**Problem statement:** Repeat every line of the listing below exactly, minus the pictures.

=====

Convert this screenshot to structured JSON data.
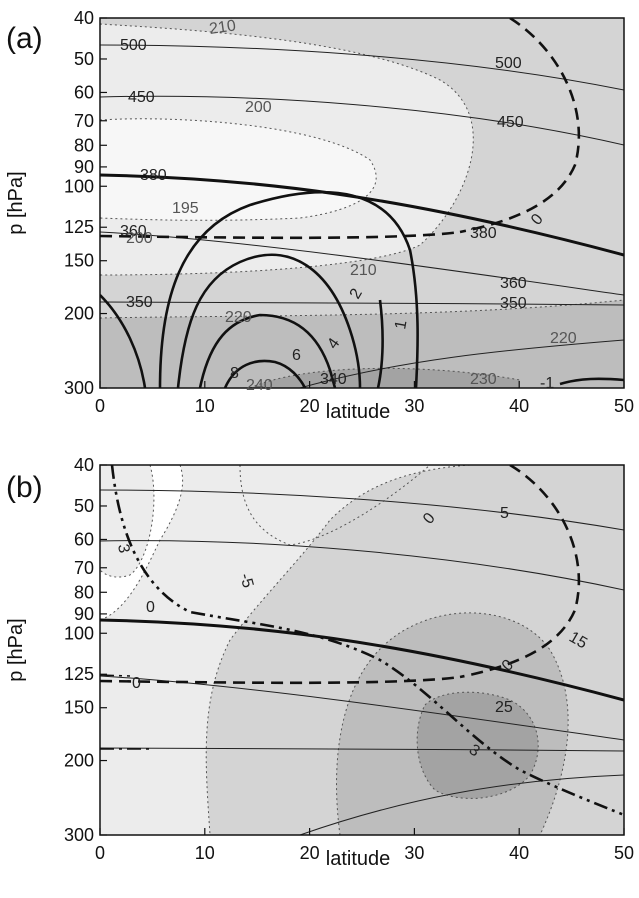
{
  "chart_data": [
    {
      "panel_label": "(a)",
      "type": "contour",
      "xlabel": "latitude",
      "ylabel": "p [hPa]",
      "xlim": [
        0,
        50
      ],
      "ylim": [
        300,
        40
      ],
      "y_scale": "log",
      "x_ticks": [
        "0",
        "10",
        "20",
        "30",
        "40",
        "50"
      ],
      "y_ticks": [
        "40",
        "50",
        "60",
        "70",
        "80",
        "90",
        "100",
        "125",
        "150",
        "200",
        "300"
      ],
      "grid": false,
      "temperature_contour_labels": [
        "210",
        "200",
        "195",
        "200",
        "210",
        "220",
        "220",
        "230",
        "240"
      ],
      "theta_contour_labels": [
        "500",
        "500",
        "450",
        "450",
        "380",
        "380",
        "360",
        "360",
        "350",
        "350",
        "340"
      ],
      "solid_contour_labels": [
        "2",
        "4",
        "6",
        "8",
        "1",
        "-1"
      ],
      "dashed_contour_label": "0"
    },
    {
      "panel_label": "(b)",
      "type": "contour",
      "xlabel": "latitude",
      "ylabel": "p [hPa]",
      "xlim": [
        0,
        50
      ],
      "ylim": [
        300,
        40
      ],
      "y_scale": "log",
      "x_ticks": [
        "0",
        "10",
        "20",
        "30",
        "40",
        "50"
      ],
      "y_ticks": [
        "40",
        "50",
        "60",
        "70",
        "80",
        "90",
        "100",
        "125",
        "150",
        "200",
        "300"
      ],
      "grid": false,
      "shaded_contour_labels": [
        "-5",
        "0",
        "5",
        "15",
        "25"
      ],
      "dashdot_contour_labels": [
        "3",
        "0",
        "3"
      ],
      "dashed_contour_labels": [
        "0",
        "0"
      ]
    }
  ],
  "colors": {
    "shade_light": "#ececec",
    "shade_mid": "#d4d4d4",
    "shade_dark": "#bdbdbd",
    "shade_darkest": "#a3a3a3",
    "line": "#111111"
  }
}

=====

**Output:**
Convert this screenshot to structured JSON data.
{
  "chart_data": [
    {
      "panel_label": "(a)",
      "type": "contour",
      "xlabel": "latitude",
      "ylabel": "p [hPa]",
      "xlim": [
        0,
        50
      ],
      "ylim": [
        300,
        40
      ],
      "y_scale": "log",
      "x_ticks": [
        "0",
        "10",
        "20",
        "30",
        "40",
        "50"
      ],
      "y_ticks": [
        "40",
        "50",
        "60",
        "70",
        "80",
        "90",
        "100",
        "125",
        "150",
        "200",
        "300"
      ],
      "grid": false,
      "temperature_contour_labels": [
        "210",
        "200",
        "195",
        "200",
        "210",
        "220",
        "220",
        "230",
        "240"
      ],
      "theta_contour_labels": [
        "500",
        "500",
        "450",
        "450",
        "380",
        "380",
        "360",
        "360",
        "350",
        "350",
        "340"
      ],
      "solid_contour_labels": [
        "2",
        "4",
        "6",
        "8",
        "1",
        "-1"
      ],
      "dashed_contour_label": "0"
    },
    {
      "panel_label": "(b)",
      "type": "contour",
      "xlabel": "latitude",
      "ylabel": "p [hPa]",
      "xlim": [
        0,
        50
      ],
      "ylim": [
        300,
        40
      ],
      "y_scale": "log",
      "x_ticks": [
        "0",
        "10",
        "20",
        "30",
        "40",
        "50"
      ],
      "y_ticks": [
        "40",
        "50",
        "60",
        "70",
        "80",
        "90",
        "100",
        "125",
        "150",
        "200",
        "300"
      ],
      "grid": false,
      "shaded_contour_labels": [
        "-5",
        "0",
        "5",
        "15",
        "25"
      ],
      "dashdot_contour_labels": [
        "3",
        "0",
        "3"
      ],
      "dashed_contour_labels": [
        "0",
        "0"
      ]
    }
  ],
  "colors": {
    "shade_light": "#ececec",
    "shade_mid": "#d4d4d4",
    "shade_dark": "#bdbdbd",
    "shade_darkest": "#a3a3a3",
    "line": "#111111"
  }
}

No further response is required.